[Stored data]
--- BEGIN ---
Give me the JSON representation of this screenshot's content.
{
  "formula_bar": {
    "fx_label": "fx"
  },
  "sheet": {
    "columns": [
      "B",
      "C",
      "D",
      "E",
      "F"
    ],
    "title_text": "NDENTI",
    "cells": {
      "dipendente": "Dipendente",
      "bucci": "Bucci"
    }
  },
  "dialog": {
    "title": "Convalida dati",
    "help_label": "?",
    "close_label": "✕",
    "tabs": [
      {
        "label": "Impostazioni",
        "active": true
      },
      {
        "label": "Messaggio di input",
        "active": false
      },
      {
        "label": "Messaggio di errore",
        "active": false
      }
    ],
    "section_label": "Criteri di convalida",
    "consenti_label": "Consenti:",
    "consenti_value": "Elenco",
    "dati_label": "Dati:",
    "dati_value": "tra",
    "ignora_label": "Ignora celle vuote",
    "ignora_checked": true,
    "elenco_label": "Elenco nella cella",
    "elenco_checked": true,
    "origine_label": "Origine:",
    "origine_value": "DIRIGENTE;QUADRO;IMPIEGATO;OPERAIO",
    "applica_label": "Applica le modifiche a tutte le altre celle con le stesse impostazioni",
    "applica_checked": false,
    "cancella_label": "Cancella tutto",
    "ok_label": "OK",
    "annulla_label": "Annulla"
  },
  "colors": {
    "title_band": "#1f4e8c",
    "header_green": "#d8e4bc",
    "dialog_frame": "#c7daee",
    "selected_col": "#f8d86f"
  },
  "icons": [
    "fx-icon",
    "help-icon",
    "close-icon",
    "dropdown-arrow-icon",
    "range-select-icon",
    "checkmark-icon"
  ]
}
--- END ---
> _Description of the task_
The whole listing above needs to be written out again exactly.

> _Problem solution_
Give me the JSON representation of this screenshot's content.
{
  "formula_bar": {
    "fx_label": "fx"
  },
  "sheet": {
    "columns": [
      "B",
      "C",
      "D",
      "E",
      "F"
    ],
    "title_text": "NDENTI",
    "cells": {
      "dipendente": "Dipendente",
      "bucci": "Bucci"
    }
  },
  "dialog": {
    "title": "Convalida dati",
    "help_label": "?",
    "close_label": "✕",
    "tabs": [
      {
        "label": "Impostazioni",
        "active": true
      },
      {
        "label": "Messaggio di input",
        "active": false
      },
      {
        "label": "Messaggio di errore",
        "active": false
      }
    ],
    "section_label": "Criteri di convalida",
    "consenti_label": "Consenti:",
    "consenti_value": "Elenco",
    "dati_label": "Dati:",
    "dati_value": "tra",
    "ignora_label": "Ignora celle vuote",
    "ignora_checked": true,
    "elenco_label": "Elenco nella cella",
    "elenco_checked": true,
    "origine_label": "Origine:",
    "origine_value": "DIRIGENTE;QUADRO;IMPIEGATO;OPERAIO",
    "applica_label": "Applica le modifiche a tutte le altre celle con le stesse impostazioni",
    "applica_checked": false,
    "cancella_label": "Cancella tutto",
    "ok_label": "OK",
    "annulla_label": "Annulla"
  },
  "colors": {
    "title_band": "#1f4e8c",
    "header_green": "#d8e4bc",
    "dialog_frame": "#c7daee",
    "selected_col": "#f8d86f"
  },
  "icons": [
    "fx-icon",
    "help-icon",
    "close-icon",
    "dropdown-arrow-icon",
    "range-select-icon",
    "checkmark-icon"
  ]
}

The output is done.